**Description of the task:** In the data, extract each line that holds the string "buat".

______

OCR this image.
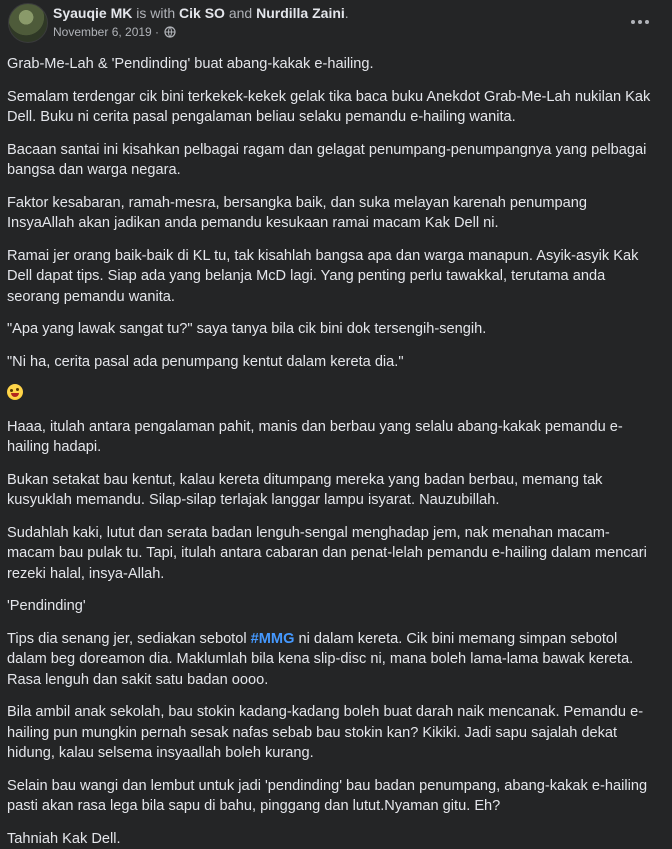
Syauqie MK is with Cik SO and Nurdilla Zaini.
November 6, 2019 ·

Grab-Me-Lah & 'Pendinding' buat abang-kakak e-hailing.

Semalam terdengar cik bini terkekek-kekek gelak tika baca buku Anekdot Grab-Me-Lah nukilan Kak Dell. Buku ni cerita pasal pengalaman beliau selaku pemandu e-hailing wanita.

Bacaan santai ini kisahkan pelbagai ragam dan gelagat penumpang-penumpangnya yang pelbagai bangsa dan warga negara.

Faktor kesabaran, ramah-mesra, bersangka baik, dan suka melayan karenah penumpang InsyaAllah akan jadikan anda pemandu kesukaan ramai macam Kak Dell ni.

Ramai jer orang baik-baik di KL tu, tak kisahlah bangsa apa dan warga manapun. Asyik-asyik Kak Dell dapat tips. Siap ada yang belanja McD lagi. Yang penting perlu tawakkal, terutama anda seorang pemandu wanita.

"Apa yang lawak sangat tu?" saya tanya bila cik bini dok tersengih-sengih.

"Ni ha, cerita pasal ada penumpang kentut dalam kereta dia."

Haaa, itulah antara pengalaman pahit, manis dan berbau yang selalu abang-kakak pemandu e-hailing hadapi.

Bukan setakat bau kentut, kalau kereta ditumpang mereka yang badan berbau, memang tak kusyuklah memandu. Silap-silap terlajak langgar lampu isyarat. Nauzubillah.

Sudahlah kaki, lutut dan serata badan lenguh-sengal menghadap jem, nak menahan macam-macam bau pulak tu. Tapi, itulah antara cabaran dan penat-lelah pemandu e-hailing dalam mencari rezeki halal, insya-Allah.

'Pendinding'

Tips dia senang jer, sediakan sebotol #MMG ni dalam kereta. Cik bini memang simpan sebotol dalam beg doreamon dia. Maklumlah bila kena slip-disc ni, mana boleh lama-lama bawak kereta. Rasa lenguh dan sakit satu badan oooo.

Bila ambil anak sekolah, bau stokin kadang-kadang boleh buat darah naik mencanak. Pemandu e-hailing pun mungkin pernah sesak nafas sebab bau stokin kan? Kikiki. Jadi sapu sajalah dekat hidung, kalau selsema insyaallah boleh kurang.

Selain bau wangi dan lembut untuk jadi 'pendinding' bau badan penumpang, abang-kakak e-hailing pasti akan rasa lega bila sapu di bahu, pinggang dan lutut.Nyaman gitu. Eh?

Tahniah Kak Dell.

______

**Written response:**
Grab-Me-Lah & 'Pendinding' buat abang-kakak e-hailing.
Bila ambil anak sekolah, bau stokin kadang-kadang boleh buat darah naik mencanak. Pemandu e-hailing pun mungkin pernah sesak nafas sebab bau stokin kan? Kikiki. Jadi sapu sajalah dekat hidung, kalau selsema insyaallah boleh kurang.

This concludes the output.